## [What you are asked to do]
Tell how many lines include the string "Cooper". Answer with a single number.

Start of Information shown

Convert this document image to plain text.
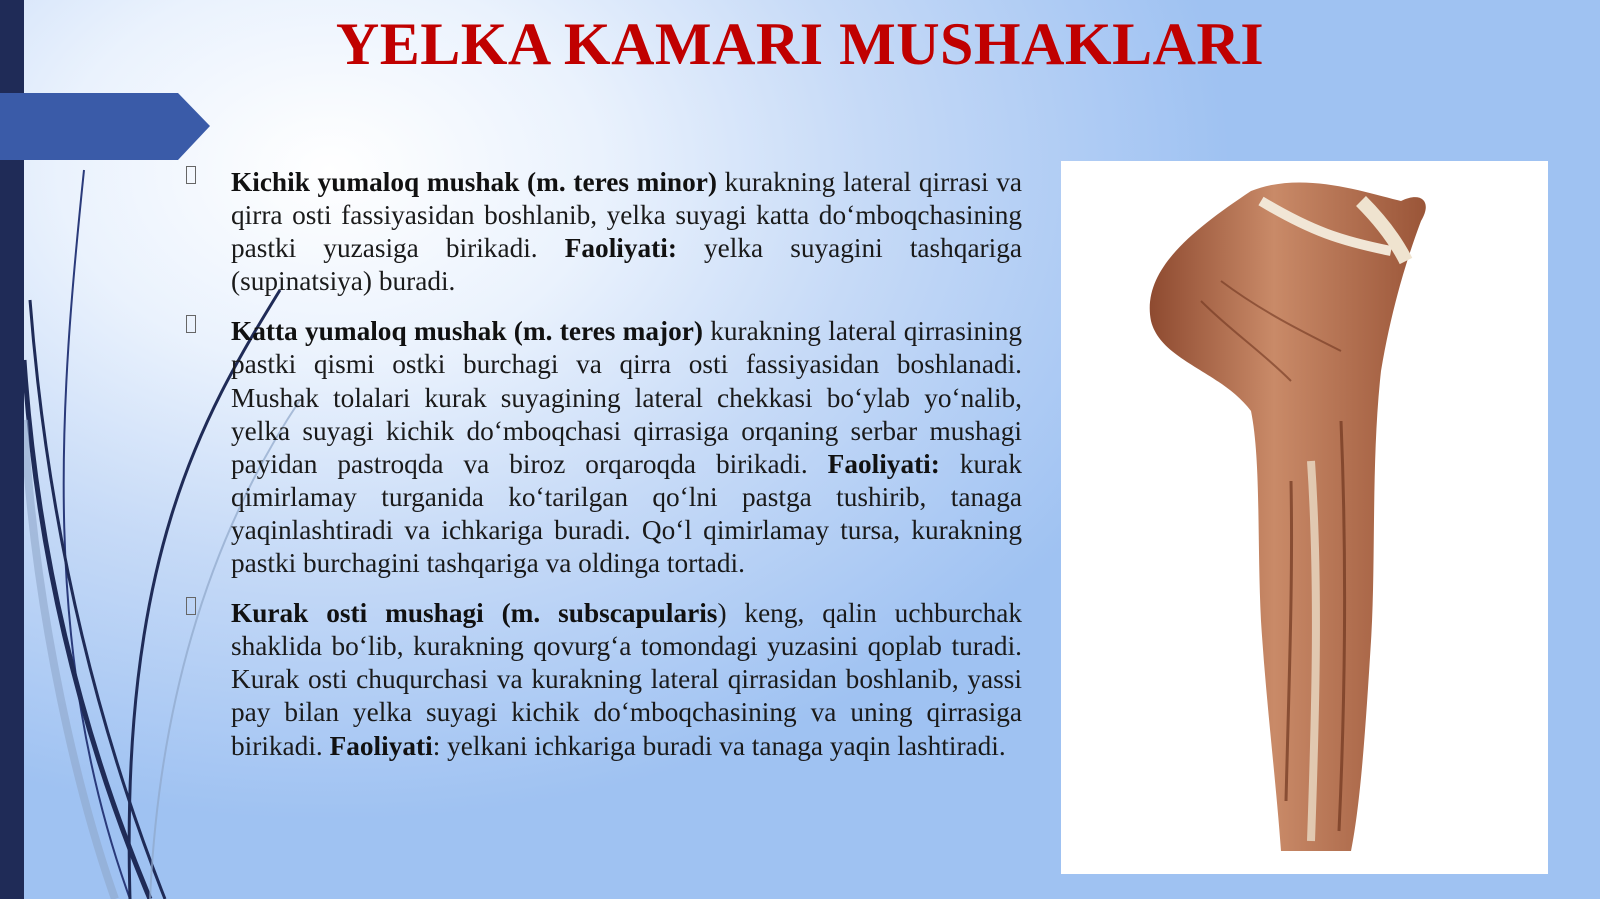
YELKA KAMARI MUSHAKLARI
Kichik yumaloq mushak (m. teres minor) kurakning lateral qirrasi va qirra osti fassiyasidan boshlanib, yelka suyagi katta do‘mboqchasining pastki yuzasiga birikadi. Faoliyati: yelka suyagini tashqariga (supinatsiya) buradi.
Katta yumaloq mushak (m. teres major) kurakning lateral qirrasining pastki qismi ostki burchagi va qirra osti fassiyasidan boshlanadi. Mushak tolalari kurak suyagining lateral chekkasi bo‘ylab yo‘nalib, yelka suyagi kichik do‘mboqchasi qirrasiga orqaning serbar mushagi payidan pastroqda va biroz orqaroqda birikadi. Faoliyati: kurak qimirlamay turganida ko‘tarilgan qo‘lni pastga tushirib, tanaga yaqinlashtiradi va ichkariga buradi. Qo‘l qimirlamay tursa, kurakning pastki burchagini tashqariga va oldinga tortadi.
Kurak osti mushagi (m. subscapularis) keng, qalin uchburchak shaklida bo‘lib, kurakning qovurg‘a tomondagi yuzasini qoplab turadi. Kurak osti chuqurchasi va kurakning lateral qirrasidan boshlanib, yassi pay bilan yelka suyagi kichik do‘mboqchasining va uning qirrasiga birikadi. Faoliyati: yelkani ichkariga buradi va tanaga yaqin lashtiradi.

End of Information shown
Start of Information shown

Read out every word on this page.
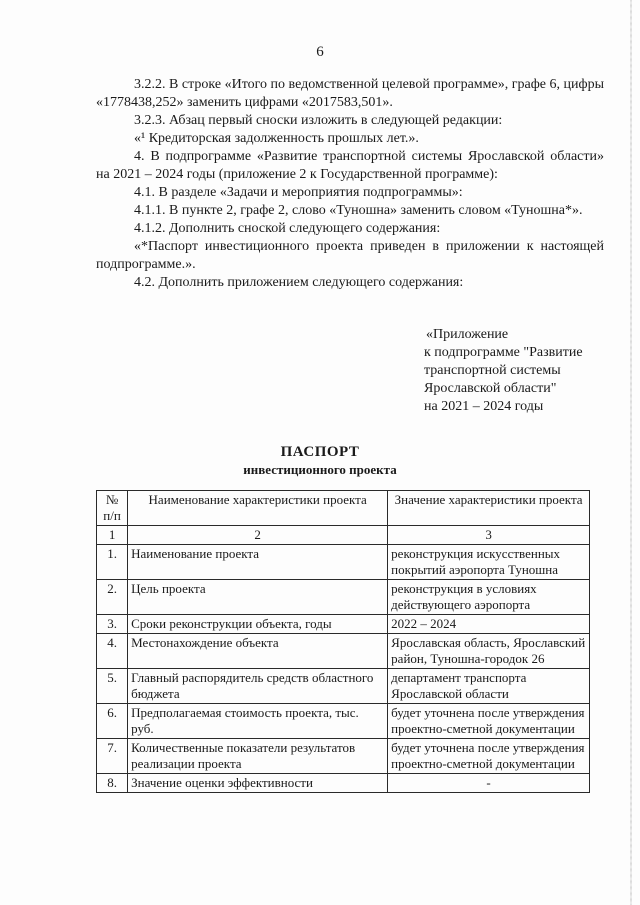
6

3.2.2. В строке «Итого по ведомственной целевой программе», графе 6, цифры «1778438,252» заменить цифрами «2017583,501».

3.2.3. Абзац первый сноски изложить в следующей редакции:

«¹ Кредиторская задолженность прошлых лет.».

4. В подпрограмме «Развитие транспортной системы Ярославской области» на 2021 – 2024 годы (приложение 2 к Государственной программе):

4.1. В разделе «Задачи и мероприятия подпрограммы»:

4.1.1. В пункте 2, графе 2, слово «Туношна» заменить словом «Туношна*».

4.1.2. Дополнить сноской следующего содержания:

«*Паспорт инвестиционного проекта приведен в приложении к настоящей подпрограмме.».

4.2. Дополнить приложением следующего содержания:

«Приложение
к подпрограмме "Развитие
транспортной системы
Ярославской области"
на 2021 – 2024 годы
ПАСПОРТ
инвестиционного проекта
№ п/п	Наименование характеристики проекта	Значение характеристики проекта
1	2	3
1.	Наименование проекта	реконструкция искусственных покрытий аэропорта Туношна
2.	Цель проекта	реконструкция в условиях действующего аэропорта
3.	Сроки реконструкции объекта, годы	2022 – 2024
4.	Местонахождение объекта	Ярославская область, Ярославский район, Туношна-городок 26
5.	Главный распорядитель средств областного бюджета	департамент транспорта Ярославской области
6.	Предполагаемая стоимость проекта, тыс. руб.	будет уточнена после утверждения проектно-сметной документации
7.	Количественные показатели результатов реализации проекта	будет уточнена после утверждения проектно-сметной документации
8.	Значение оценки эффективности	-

End of Information shown
Start of Information shown

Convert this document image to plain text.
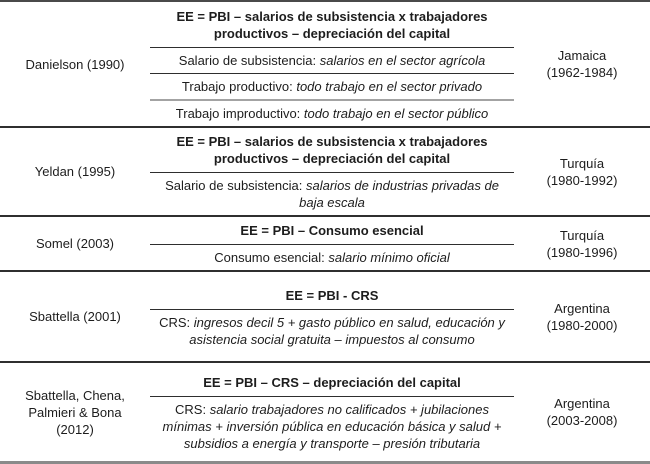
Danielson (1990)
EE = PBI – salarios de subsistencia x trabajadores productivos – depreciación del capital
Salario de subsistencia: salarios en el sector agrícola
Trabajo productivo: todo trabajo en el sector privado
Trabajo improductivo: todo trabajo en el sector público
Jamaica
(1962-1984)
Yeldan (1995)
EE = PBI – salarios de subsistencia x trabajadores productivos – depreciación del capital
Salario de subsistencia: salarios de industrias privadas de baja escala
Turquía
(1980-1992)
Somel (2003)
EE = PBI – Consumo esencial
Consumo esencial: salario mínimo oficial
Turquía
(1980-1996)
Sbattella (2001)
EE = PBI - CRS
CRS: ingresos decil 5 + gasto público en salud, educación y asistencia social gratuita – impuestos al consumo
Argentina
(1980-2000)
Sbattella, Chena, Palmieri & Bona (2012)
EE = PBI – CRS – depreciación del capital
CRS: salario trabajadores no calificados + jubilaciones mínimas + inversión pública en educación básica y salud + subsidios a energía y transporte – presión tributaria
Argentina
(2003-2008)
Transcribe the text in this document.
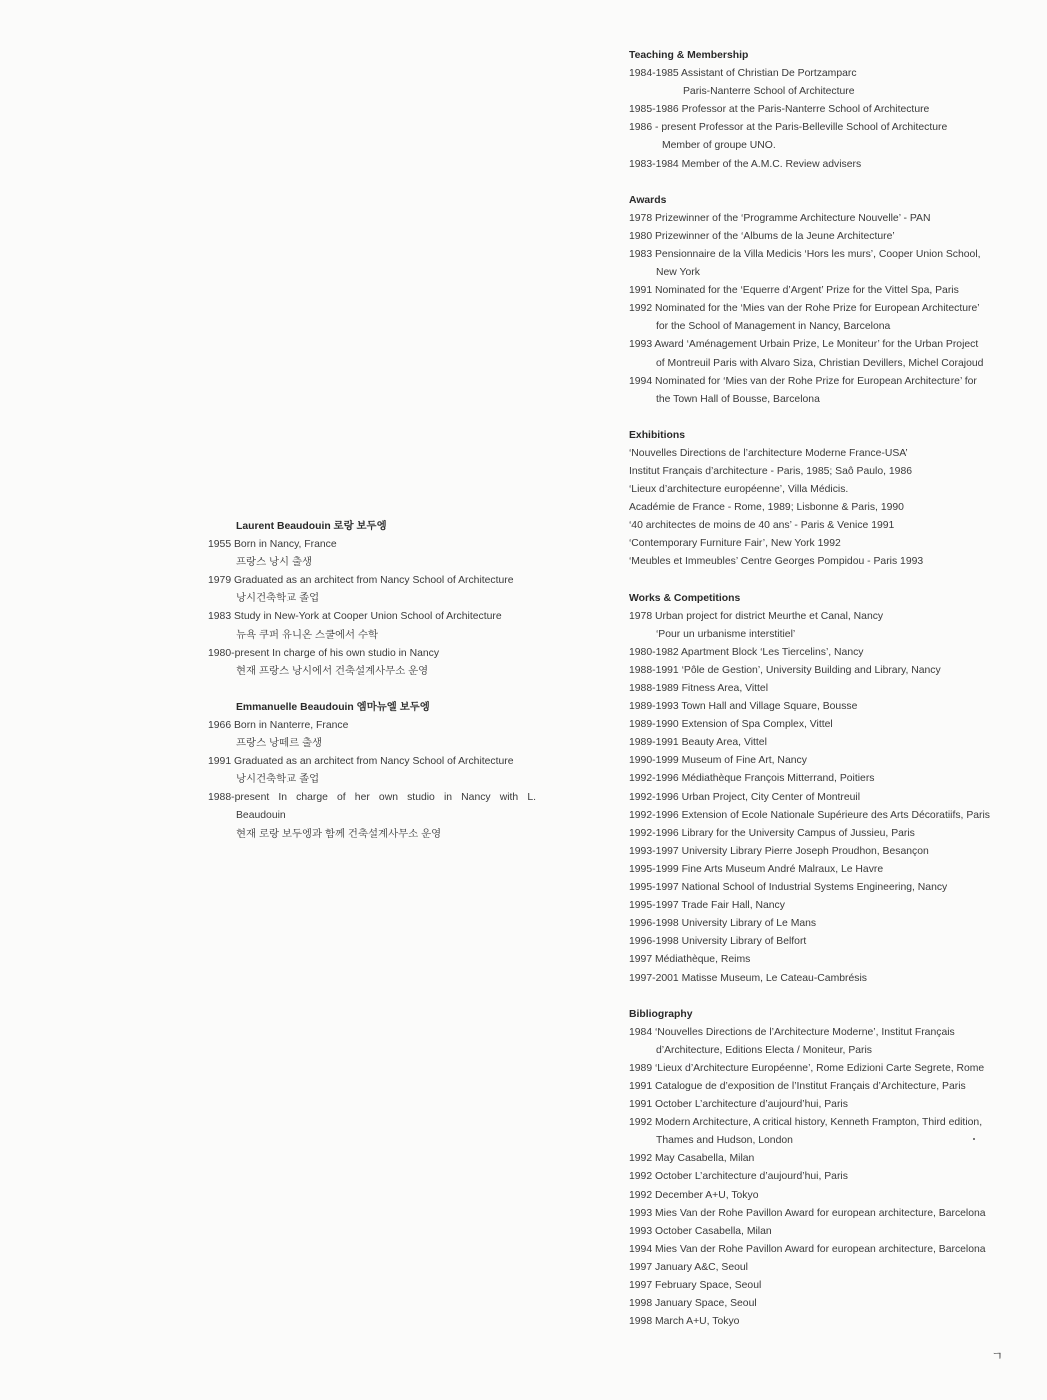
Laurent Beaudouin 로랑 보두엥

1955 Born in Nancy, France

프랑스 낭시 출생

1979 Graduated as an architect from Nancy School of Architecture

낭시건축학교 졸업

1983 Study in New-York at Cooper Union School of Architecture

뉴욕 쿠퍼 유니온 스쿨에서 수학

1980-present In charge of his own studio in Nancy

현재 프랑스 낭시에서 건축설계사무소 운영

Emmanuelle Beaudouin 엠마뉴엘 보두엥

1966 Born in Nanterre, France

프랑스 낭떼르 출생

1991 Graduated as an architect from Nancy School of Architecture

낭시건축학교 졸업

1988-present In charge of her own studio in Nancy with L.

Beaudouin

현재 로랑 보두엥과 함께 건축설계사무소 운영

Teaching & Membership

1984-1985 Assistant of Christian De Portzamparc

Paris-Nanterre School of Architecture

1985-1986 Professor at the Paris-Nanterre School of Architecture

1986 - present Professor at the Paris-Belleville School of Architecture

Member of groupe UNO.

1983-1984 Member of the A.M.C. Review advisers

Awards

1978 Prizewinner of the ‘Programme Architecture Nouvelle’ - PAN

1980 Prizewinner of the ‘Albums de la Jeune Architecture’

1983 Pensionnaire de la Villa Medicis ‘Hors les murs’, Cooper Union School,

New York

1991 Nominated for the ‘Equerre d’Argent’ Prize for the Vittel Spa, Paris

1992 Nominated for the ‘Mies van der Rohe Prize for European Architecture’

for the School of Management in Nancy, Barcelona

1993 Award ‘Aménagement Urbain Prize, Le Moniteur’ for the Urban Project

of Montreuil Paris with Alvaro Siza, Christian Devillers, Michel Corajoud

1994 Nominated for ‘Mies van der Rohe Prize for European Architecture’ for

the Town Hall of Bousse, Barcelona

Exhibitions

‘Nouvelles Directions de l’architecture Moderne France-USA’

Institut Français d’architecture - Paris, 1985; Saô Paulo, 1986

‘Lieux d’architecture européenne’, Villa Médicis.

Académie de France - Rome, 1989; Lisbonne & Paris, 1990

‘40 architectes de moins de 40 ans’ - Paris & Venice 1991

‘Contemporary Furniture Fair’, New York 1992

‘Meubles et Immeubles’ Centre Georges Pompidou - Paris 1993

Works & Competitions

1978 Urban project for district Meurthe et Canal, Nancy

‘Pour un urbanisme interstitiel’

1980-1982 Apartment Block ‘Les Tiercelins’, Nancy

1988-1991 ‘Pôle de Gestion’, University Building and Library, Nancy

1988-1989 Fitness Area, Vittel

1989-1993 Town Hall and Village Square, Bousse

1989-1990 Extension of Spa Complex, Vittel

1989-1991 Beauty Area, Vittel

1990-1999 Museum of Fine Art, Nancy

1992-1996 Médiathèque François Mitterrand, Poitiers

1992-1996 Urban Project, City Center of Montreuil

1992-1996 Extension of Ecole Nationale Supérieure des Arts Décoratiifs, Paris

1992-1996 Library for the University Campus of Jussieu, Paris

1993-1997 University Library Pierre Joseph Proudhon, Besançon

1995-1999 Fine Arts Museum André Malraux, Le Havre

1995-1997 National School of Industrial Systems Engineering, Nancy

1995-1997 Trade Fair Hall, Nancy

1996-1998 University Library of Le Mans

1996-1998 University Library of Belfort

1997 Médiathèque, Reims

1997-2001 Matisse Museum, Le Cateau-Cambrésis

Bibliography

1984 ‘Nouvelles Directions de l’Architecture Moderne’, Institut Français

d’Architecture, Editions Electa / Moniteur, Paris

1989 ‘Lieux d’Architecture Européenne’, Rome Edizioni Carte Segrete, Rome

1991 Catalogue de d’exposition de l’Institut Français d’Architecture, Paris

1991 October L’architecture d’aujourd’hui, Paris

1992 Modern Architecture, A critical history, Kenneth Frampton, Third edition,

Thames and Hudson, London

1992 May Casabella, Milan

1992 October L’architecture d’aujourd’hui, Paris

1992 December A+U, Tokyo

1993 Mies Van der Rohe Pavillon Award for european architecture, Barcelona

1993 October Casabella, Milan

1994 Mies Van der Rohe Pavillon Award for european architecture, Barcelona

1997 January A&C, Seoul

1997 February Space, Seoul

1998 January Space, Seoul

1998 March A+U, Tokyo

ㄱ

End of Information shown

## [Exercise result]
2